* _TASK_: Report how many lines of the records contain the string "square", with case counting. Give only the number.

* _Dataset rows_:

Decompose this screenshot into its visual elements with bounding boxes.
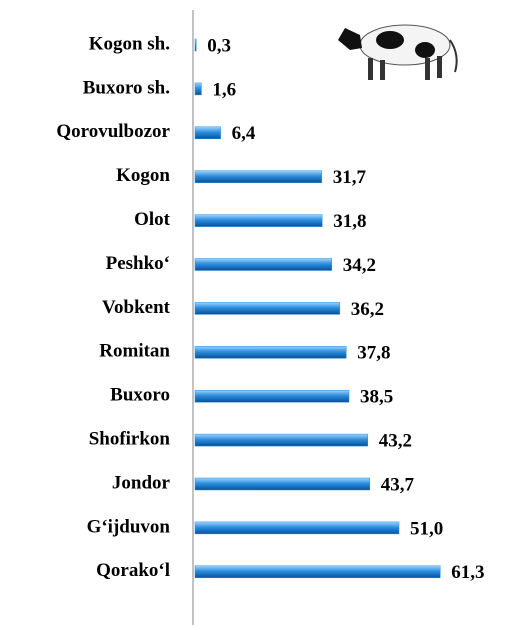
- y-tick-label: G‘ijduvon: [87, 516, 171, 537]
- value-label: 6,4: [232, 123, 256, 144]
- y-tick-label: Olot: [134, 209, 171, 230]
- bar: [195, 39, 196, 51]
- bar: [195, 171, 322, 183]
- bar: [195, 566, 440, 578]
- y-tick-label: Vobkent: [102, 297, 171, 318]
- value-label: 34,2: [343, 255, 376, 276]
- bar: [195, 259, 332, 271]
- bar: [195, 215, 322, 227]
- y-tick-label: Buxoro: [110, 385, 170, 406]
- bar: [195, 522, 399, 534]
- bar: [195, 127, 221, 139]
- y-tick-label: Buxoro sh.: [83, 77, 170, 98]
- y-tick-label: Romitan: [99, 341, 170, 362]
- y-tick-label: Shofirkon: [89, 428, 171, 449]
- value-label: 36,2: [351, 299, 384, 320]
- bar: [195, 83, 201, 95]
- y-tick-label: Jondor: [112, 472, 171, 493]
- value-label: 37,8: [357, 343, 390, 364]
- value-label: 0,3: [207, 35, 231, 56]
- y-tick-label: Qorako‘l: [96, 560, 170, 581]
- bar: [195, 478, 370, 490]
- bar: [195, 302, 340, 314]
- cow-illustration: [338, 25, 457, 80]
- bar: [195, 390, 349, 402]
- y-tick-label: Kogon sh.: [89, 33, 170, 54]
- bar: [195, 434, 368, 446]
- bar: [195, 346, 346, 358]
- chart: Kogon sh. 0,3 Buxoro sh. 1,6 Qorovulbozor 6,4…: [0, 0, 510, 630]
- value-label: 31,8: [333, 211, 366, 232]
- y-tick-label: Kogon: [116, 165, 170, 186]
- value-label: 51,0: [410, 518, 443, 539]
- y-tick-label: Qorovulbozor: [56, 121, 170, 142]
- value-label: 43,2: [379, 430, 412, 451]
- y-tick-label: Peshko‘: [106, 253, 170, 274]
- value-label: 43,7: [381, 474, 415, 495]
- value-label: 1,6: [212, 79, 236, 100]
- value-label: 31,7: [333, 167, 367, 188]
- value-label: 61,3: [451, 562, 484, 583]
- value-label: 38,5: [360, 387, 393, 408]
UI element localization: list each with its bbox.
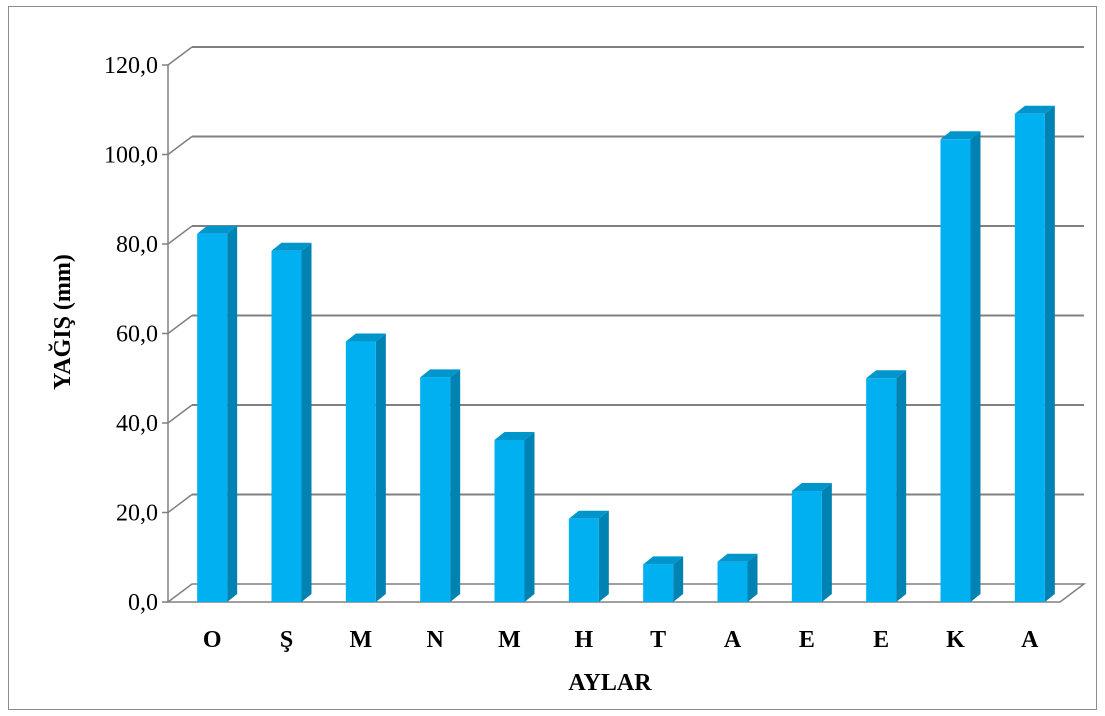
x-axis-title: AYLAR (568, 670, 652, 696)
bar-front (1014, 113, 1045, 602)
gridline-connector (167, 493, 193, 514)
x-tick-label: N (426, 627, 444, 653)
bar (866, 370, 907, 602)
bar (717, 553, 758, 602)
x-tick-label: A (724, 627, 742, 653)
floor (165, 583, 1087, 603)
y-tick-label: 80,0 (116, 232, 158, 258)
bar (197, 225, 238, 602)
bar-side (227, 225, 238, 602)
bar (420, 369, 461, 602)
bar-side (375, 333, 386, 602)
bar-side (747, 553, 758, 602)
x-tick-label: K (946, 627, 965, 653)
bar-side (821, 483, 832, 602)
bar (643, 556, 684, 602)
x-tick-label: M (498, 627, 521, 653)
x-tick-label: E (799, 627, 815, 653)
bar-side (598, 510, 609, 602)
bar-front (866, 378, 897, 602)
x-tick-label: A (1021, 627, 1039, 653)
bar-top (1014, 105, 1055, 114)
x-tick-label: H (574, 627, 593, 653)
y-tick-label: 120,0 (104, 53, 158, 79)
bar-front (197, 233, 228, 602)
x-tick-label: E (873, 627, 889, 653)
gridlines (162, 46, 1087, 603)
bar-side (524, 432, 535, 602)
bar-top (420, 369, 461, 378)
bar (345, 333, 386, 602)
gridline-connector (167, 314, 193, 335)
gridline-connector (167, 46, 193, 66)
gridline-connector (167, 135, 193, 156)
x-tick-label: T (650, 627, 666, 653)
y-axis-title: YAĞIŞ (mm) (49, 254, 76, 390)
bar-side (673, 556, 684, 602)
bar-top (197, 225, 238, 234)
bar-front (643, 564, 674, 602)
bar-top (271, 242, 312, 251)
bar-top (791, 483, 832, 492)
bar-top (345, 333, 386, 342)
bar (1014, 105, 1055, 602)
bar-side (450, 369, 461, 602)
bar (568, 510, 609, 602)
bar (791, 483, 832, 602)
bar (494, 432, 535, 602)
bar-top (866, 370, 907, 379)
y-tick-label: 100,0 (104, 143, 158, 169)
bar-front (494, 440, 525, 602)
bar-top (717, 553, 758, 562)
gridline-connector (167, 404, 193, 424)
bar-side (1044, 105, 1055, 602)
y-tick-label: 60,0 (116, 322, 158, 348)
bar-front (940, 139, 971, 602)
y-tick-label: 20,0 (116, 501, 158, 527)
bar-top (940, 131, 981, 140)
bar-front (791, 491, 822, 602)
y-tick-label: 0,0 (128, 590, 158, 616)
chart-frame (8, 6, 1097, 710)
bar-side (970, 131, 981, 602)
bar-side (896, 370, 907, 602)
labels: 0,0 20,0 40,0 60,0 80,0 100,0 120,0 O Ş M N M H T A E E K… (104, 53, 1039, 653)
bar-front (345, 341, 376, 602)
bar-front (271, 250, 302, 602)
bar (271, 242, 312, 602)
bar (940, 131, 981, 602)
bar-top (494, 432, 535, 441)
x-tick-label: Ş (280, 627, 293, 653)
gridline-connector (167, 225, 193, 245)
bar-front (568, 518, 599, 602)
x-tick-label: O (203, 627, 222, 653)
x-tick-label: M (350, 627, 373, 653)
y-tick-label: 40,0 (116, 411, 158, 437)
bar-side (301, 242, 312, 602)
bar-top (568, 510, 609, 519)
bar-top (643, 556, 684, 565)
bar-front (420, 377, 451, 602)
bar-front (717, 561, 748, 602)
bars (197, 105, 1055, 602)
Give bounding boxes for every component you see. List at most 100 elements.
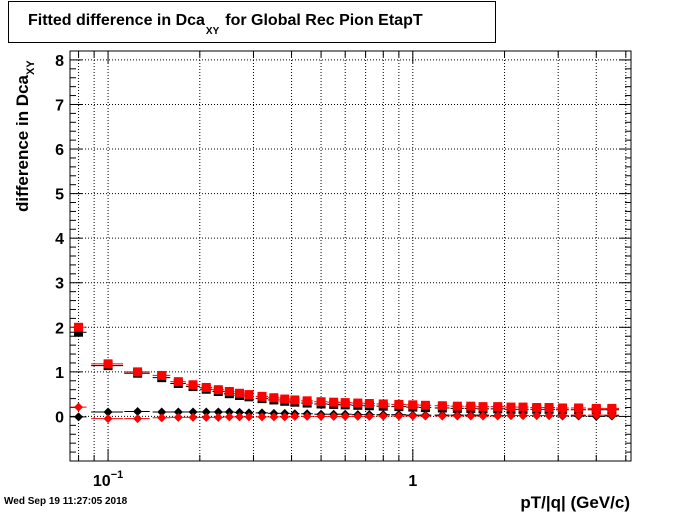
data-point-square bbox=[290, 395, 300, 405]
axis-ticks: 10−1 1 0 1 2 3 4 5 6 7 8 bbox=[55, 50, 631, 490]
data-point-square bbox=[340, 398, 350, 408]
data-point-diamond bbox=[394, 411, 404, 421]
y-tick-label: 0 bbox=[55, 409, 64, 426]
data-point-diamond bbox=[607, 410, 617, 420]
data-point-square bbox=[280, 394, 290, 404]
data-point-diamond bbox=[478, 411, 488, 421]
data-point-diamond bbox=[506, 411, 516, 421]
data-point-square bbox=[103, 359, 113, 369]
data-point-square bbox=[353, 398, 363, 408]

* _SOLUTION_: 5